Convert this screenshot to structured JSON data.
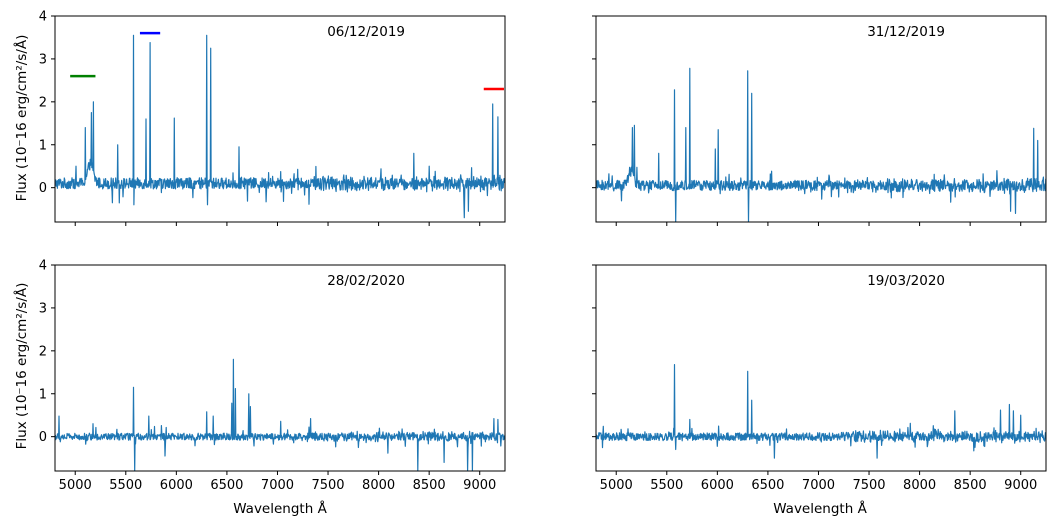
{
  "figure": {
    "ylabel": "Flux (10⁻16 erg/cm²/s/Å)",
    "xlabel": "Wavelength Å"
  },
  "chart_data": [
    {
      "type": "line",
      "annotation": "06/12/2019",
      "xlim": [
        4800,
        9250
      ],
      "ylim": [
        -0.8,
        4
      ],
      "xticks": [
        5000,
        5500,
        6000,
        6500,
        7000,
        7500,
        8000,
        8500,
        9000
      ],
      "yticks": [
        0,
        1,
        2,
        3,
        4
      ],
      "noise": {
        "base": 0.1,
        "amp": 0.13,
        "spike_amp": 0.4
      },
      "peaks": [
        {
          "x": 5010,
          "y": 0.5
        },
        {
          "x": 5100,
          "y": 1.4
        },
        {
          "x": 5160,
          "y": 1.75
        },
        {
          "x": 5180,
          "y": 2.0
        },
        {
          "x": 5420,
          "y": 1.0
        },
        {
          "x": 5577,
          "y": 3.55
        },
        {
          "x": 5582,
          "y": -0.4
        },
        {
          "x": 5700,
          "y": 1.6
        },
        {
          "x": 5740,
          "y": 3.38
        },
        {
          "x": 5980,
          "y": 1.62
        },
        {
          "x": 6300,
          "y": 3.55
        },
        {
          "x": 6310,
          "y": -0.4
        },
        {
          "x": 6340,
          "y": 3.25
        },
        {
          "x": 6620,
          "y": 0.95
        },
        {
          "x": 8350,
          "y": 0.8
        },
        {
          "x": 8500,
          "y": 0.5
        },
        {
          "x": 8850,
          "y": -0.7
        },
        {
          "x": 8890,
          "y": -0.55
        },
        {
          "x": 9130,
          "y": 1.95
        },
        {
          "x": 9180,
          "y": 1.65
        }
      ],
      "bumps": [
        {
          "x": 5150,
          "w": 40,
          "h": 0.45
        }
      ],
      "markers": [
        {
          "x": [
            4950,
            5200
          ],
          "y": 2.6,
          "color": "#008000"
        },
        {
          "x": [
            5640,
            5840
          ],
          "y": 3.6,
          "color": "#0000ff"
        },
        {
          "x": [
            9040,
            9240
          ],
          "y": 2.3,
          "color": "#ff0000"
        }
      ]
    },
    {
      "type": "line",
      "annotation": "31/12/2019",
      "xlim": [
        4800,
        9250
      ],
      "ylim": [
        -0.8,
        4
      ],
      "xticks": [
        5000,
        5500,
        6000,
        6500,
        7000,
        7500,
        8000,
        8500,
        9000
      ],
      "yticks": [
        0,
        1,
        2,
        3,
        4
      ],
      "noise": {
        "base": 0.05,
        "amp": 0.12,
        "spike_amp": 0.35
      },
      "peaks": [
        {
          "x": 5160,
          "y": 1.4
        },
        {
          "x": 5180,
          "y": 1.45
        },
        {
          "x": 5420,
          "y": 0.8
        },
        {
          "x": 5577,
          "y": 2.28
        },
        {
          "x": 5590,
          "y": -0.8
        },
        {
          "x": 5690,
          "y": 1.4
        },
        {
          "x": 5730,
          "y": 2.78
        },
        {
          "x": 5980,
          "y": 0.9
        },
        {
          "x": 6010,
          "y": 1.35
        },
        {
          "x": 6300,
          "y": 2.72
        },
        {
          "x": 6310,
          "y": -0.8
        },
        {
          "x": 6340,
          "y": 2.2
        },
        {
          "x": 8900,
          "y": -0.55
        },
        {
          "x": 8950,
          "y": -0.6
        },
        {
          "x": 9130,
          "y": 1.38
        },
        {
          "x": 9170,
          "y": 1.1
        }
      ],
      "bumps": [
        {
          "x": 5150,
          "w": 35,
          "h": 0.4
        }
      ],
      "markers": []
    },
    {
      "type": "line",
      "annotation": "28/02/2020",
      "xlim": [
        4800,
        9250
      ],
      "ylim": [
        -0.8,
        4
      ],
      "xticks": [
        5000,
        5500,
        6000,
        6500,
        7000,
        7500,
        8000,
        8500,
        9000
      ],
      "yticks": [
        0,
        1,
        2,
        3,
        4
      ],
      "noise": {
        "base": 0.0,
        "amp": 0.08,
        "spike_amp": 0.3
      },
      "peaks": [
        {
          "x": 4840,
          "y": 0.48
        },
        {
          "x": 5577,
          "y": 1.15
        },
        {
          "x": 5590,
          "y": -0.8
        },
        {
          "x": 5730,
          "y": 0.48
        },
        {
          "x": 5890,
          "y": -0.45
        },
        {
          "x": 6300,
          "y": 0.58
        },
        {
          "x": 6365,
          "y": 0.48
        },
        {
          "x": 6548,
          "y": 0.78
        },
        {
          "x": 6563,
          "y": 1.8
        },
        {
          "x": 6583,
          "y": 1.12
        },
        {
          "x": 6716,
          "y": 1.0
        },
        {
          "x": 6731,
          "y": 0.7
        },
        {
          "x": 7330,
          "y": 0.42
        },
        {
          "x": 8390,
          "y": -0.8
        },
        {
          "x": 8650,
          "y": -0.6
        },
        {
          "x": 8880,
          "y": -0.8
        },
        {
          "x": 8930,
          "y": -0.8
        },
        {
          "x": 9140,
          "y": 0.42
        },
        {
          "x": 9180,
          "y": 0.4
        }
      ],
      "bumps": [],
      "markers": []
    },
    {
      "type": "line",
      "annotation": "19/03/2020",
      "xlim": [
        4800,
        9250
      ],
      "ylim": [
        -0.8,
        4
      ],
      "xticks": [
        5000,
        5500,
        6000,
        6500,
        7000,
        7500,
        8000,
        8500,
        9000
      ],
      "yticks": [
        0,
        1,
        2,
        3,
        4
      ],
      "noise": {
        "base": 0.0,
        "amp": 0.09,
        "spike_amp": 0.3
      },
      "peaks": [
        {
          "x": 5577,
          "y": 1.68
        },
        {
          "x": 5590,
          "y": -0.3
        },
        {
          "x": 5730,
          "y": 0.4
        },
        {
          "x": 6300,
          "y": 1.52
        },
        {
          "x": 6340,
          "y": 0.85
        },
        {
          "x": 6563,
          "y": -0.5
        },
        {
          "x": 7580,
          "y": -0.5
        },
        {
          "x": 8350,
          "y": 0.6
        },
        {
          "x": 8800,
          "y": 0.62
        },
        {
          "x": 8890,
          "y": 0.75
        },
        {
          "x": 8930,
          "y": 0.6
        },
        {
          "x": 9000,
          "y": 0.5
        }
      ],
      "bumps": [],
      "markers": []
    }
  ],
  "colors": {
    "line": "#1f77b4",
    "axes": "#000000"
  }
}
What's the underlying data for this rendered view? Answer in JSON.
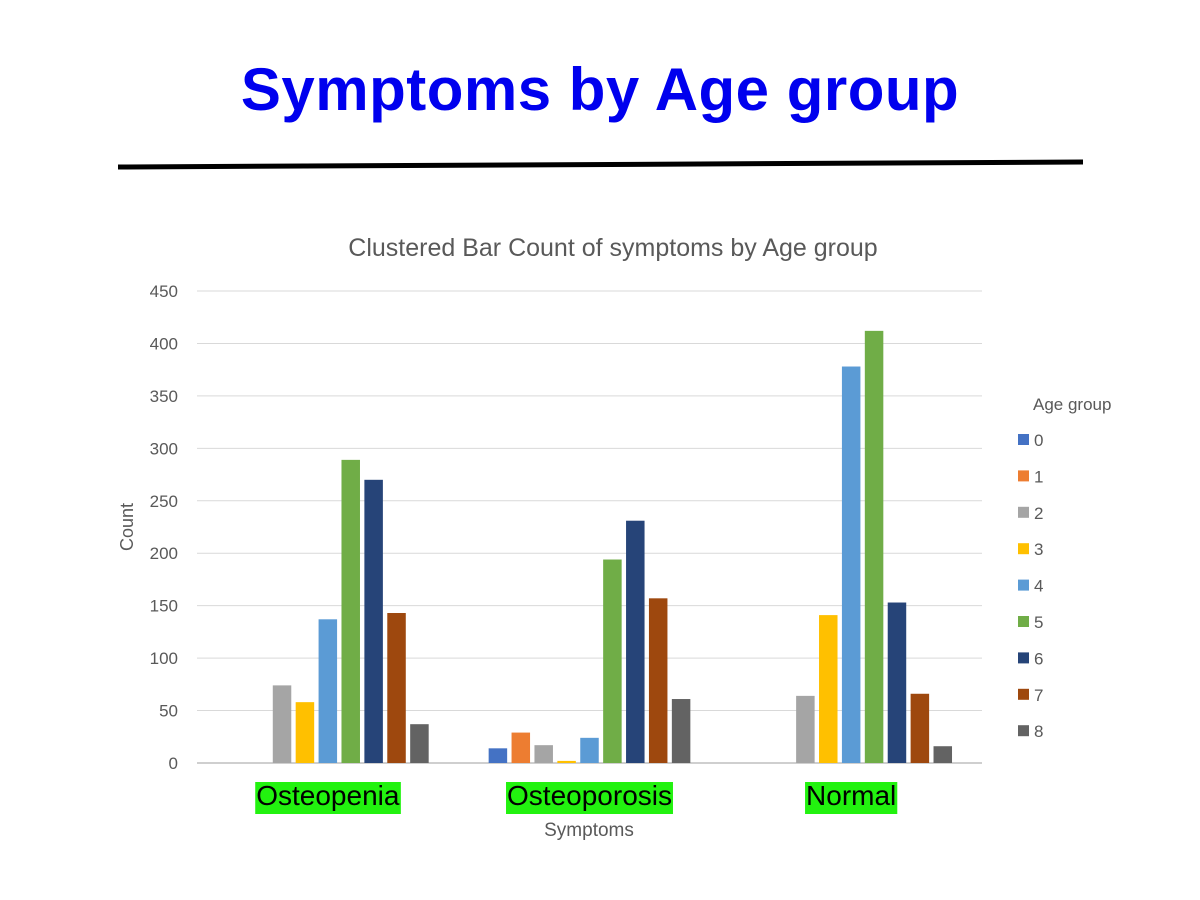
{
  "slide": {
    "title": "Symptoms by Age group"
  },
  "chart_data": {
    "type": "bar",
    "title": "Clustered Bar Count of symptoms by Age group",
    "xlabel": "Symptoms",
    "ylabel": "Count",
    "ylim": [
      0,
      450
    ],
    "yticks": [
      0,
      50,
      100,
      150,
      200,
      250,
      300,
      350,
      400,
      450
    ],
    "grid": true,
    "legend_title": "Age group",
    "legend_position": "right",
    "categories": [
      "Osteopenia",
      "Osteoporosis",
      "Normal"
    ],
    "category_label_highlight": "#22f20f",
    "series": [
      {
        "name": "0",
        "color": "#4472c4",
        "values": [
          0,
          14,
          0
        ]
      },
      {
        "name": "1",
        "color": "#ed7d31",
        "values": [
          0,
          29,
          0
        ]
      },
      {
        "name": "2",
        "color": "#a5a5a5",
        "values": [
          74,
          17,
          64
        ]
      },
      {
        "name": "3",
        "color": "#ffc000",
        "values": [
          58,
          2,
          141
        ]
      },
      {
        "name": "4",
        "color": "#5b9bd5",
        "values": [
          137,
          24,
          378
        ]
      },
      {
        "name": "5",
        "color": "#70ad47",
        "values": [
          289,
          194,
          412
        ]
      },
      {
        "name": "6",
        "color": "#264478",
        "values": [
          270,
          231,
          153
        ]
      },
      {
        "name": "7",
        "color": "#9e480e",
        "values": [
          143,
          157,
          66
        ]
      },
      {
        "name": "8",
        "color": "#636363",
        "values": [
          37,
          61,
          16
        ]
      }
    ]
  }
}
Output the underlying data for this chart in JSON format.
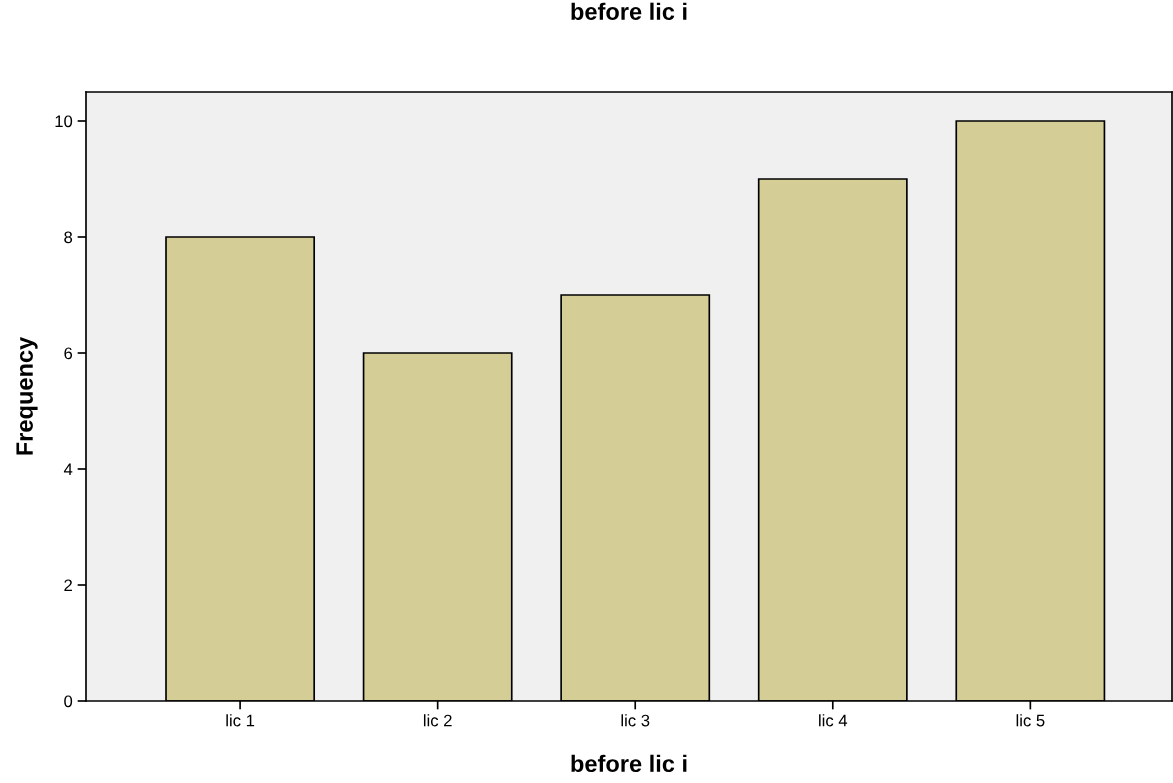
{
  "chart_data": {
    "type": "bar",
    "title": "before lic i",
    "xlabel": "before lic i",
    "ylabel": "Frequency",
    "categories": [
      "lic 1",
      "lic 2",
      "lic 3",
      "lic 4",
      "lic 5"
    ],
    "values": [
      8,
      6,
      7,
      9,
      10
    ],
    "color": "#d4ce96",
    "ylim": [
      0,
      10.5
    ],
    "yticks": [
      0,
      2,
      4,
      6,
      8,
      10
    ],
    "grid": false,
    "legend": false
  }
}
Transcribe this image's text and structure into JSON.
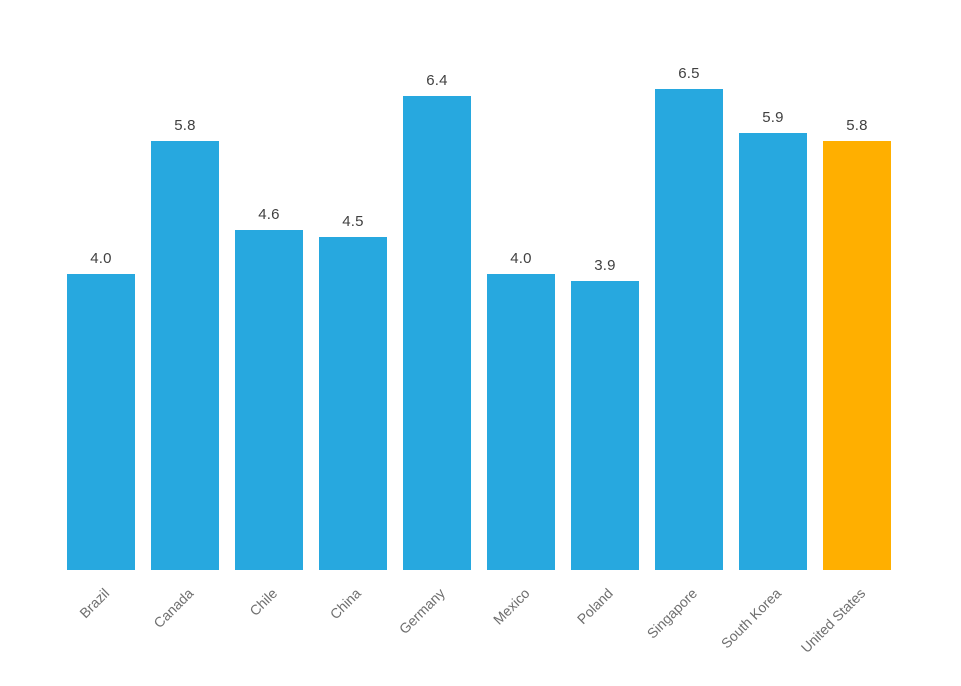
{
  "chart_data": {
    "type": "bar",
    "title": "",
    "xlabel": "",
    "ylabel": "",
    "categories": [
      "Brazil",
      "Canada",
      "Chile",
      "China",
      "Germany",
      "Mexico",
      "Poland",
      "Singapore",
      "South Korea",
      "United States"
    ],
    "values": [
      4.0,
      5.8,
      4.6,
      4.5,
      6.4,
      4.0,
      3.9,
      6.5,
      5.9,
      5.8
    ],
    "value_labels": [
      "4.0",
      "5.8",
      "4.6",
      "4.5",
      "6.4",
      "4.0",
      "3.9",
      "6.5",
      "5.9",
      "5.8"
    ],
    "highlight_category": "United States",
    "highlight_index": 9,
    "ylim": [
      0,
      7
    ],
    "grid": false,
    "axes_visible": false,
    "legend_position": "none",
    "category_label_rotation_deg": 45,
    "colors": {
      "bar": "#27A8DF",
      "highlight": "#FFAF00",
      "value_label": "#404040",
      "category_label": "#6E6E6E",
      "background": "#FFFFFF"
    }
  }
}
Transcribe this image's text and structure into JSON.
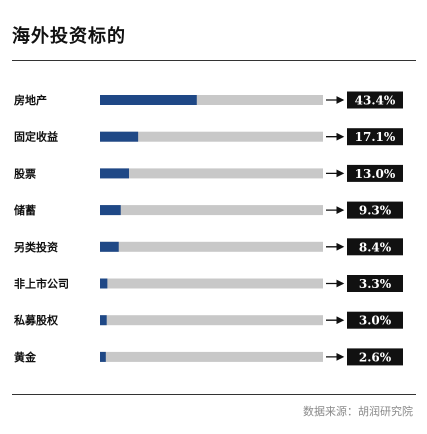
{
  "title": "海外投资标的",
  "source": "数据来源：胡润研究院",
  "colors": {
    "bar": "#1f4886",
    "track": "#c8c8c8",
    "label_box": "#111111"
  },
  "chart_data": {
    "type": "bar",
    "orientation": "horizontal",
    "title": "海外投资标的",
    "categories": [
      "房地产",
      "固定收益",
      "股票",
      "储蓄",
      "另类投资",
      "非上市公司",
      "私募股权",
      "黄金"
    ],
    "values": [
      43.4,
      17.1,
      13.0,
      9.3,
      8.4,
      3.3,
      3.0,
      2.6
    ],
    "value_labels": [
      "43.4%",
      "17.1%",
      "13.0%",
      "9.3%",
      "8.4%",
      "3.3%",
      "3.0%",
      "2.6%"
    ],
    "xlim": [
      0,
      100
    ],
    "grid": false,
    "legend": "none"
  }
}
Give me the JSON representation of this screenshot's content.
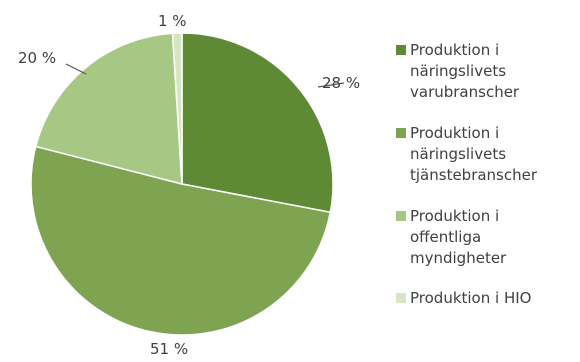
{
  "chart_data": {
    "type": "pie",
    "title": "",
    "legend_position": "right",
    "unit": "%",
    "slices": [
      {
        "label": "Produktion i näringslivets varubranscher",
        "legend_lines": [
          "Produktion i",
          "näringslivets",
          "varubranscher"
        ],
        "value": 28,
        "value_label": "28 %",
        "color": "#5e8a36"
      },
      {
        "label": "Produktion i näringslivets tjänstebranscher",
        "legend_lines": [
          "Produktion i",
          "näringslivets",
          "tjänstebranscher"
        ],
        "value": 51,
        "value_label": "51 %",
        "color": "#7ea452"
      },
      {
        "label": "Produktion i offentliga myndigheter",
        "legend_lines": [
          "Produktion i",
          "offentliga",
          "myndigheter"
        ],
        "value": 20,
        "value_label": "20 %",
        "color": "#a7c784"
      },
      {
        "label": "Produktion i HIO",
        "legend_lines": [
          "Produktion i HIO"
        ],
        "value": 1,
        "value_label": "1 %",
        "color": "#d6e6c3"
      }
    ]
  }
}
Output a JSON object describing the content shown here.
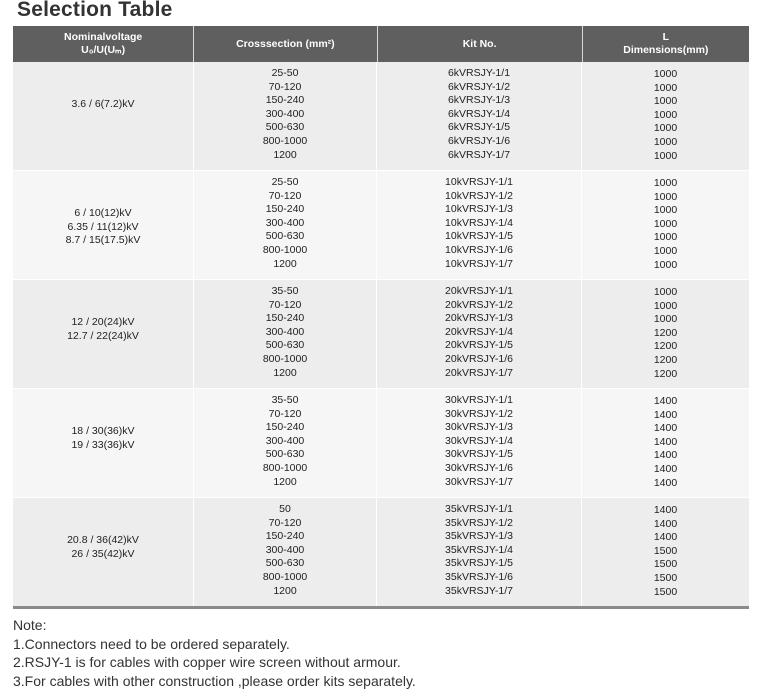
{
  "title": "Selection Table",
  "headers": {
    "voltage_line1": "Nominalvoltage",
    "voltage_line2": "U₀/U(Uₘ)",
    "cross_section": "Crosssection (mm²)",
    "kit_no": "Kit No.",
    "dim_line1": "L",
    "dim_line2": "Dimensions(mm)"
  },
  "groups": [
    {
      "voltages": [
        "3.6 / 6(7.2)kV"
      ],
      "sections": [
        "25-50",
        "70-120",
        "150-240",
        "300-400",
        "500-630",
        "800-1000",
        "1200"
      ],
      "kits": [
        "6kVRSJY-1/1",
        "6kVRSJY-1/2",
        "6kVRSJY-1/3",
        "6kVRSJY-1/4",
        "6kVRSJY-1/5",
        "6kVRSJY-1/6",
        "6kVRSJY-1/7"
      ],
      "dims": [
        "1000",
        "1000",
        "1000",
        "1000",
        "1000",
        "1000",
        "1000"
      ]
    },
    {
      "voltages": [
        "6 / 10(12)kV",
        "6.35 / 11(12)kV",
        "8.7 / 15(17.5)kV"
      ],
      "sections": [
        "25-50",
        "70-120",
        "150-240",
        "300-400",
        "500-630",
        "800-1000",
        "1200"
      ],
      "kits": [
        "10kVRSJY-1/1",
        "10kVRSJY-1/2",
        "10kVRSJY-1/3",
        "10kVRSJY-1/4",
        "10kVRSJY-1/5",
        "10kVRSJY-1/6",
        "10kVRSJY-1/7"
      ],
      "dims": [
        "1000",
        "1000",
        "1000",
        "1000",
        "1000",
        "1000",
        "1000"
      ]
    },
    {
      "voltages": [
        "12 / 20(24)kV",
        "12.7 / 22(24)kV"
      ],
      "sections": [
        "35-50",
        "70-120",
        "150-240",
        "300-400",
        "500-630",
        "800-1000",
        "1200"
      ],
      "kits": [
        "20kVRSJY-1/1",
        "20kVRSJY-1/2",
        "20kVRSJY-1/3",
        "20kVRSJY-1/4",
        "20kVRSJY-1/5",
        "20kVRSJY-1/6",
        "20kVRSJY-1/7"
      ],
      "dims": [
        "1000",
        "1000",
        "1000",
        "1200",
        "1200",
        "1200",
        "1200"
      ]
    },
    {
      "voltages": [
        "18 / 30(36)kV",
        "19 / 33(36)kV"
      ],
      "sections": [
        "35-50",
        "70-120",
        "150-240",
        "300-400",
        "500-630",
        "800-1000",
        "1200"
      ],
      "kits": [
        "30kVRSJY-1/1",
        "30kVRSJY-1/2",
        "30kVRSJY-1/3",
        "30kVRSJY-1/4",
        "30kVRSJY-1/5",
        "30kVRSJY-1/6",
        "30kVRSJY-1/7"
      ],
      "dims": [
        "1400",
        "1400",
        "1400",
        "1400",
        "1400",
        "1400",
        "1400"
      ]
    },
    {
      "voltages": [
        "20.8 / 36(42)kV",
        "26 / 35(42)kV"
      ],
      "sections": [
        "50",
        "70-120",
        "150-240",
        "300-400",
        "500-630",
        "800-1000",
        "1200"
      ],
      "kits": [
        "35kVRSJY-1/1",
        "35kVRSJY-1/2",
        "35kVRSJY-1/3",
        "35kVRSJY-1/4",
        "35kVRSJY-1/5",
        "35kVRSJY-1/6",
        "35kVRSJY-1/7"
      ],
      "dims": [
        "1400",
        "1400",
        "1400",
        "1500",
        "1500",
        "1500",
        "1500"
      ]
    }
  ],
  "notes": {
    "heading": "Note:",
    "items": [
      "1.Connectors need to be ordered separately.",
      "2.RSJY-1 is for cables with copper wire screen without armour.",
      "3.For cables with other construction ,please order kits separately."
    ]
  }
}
+--
Instructions for the task: Read the entries and pick out all lines that include the word "xlabel".

Exercise response:
    "xlabel": "Wavelength Å"
    "xlabel": "Symptoms",
    "xlabel": "before lic i",
    "xlabel": "",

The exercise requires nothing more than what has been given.